:: DATA TO PROCESS
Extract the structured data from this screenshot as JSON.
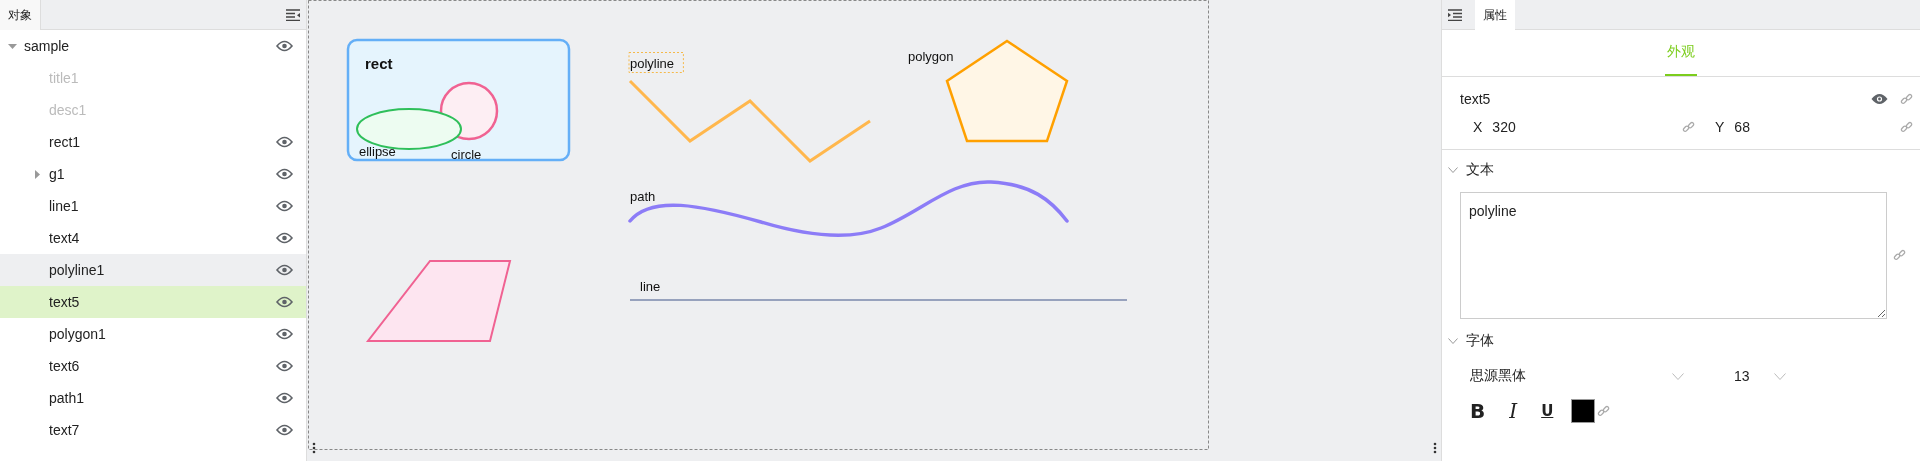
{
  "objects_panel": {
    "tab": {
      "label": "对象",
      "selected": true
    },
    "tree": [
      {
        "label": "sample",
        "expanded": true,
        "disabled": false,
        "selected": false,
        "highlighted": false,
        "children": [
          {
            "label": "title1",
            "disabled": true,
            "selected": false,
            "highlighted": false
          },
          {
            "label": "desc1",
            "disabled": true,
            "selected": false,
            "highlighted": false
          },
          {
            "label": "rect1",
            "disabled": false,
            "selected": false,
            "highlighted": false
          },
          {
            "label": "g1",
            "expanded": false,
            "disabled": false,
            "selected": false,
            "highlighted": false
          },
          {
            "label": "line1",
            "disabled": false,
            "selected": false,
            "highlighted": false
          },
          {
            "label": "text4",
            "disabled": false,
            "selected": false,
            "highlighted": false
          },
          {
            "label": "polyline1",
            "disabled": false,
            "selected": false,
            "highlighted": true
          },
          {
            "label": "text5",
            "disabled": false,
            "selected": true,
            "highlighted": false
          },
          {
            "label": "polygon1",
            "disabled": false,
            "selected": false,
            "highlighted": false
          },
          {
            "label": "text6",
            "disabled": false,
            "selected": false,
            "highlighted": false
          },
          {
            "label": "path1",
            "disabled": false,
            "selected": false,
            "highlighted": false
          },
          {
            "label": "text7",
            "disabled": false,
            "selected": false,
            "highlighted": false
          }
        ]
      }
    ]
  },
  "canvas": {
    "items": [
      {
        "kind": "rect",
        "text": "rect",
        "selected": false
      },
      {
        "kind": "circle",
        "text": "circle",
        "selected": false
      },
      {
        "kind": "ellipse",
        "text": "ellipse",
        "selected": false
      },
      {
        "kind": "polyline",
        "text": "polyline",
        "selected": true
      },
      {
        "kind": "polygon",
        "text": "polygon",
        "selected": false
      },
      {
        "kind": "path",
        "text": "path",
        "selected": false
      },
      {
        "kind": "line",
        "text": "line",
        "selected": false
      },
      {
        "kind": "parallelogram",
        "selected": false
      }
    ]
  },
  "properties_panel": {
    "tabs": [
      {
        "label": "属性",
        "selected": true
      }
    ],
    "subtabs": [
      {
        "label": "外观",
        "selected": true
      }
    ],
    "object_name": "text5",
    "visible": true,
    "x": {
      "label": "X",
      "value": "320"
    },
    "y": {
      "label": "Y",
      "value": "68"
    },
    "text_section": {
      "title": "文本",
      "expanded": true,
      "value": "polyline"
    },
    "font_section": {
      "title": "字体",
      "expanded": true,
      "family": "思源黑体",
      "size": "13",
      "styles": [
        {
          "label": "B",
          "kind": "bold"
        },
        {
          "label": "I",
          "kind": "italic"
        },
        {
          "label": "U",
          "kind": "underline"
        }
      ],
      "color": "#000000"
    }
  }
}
::::
REQUIRED TASK: For the entries shown above, give the number of lines that include the word "expanded", without any other text.

ANSWER BELOW: 4